> [Data excerpts]:
[START]

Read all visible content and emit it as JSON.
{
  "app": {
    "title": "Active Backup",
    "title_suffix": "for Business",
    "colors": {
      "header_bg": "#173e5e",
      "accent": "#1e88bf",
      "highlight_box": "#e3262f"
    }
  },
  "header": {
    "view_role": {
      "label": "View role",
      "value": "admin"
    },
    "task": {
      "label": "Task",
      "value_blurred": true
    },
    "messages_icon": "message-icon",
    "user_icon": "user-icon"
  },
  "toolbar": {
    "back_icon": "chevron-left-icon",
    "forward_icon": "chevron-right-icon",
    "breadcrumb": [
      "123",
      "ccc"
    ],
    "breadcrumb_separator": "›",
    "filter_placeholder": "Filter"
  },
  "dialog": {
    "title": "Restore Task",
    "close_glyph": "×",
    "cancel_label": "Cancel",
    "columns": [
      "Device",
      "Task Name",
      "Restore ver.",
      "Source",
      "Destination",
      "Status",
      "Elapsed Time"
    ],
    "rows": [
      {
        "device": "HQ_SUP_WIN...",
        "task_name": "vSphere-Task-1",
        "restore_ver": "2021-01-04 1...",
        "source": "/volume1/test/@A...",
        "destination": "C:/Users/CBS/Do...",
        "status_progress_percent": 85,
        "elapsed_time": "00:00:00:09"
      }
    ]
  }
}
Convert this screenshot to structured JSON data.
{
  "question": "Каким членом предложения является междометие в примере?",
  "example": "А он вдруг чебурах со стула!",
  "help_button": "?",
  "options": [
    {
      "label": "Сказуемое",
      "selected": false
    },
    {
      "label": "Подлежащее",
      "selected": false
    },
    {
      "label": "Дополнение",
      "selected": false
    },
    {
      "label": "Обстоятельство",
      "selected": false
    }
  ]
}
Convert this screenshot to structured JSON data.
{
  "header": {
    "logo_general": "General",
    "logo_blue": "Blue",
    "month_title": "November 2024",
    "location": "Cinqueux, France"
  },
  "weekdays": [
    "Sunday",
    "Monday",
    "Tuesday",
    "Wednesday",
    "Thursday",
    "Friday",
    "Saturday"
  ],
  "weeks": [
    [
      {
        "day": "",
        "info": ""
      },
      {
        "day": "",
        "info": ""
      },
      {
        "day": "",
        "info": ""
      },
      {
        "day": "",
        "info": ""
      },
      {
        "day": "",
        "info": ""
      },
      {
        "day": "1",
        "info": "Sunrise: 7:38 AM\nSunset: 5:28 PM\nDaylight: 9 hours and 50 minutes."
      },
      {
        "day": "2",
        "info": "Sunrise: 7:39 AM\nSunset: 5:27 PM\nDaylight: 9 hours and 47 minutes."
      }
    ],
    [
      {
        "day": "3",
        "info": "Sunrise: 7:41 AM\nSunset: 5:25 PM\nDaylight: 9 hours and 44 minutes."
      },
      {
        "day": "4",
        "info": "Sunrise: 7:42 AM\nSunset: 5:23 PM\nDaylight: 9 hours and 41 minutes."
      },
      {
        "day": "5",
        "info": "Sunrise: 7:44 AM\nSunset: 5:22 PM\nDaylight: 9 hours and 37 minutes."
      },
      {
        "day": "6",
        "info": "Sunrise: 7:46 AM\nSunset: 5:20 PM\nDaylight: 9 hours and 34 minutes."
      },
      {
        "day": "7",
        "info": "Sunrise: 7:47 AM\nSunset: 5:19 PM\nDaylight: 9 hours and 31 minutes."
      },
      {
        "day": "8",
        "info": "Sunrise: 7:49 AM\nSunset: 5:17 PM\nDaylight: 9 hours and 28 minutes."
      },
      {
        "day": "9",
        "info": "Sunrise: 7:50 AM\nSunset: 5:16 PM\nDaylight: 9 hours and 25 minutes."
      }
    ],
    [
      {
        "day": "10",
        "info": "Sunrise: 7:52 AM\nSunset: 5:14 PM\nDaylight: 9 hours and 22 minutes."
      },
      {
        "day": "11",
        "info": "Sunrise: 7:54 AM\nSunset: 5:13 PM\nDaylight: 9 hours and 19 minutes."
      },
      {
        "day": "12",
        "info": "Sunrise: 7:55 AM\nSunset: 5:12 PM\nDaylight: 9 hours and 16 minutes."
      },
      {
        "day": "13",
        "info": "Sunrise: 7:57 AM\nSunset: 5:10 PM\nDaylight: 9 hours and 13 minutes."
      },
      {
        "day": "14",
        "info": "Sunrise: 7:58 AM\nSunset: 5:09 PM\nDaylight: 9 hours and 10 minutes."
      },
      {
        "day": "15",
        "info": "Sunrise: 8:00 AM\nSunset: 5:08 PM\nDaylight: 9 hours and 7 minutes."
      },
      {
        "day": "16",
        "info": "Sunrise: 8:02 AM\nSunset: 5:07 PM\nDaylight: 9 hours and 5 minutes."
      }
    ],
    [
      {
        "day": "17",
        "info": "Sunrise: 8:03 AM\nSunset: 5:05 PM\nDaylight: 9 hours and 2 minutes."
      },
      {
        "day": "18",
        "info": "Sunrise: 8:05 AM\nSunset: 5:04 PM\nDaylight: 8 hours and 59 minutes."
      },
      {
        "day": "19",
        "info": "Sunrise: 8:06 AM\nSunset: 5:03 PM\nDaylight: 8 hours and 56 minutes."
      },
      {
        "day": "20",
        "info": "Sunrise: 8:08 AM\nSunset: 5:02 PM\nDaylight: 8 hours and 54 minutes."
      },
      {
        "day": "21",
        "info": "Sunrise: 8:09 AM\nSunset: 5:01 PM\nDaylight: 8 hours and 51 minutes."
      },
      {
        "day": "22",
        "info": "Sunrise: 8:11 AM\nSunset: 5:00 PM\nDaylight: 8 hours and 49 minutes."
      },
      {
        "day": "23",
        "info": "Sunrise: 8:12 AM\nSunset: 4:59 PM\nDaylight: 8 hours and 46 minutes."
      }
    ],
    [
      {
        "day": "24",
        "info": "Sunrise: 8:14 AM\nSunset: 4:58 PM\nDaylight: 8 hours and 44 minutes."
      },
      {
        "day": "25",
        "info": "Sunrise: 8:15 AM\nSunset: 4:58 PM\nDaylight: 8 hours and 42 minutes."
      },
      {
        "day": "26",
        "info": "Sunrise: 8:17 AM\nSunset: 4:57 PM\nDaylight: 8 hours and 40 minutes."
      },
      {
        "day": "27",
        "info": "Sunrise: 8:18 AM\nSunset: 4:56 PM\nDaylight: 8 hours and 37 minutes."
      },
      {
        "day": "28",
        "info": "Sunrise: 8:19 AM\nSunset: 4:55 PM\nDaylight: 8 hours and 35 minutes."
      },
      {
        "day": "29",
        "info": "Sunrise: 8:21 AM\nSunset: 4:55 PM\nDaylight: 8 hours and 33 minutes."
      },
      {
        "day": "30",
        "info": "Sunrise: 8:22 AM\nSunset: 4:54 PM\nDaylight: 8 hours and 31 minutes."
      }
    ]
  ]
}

[END]

> [The problem]: Give only the number of lines in the entries above that contain the string "chevron".

> [Full solution]: 2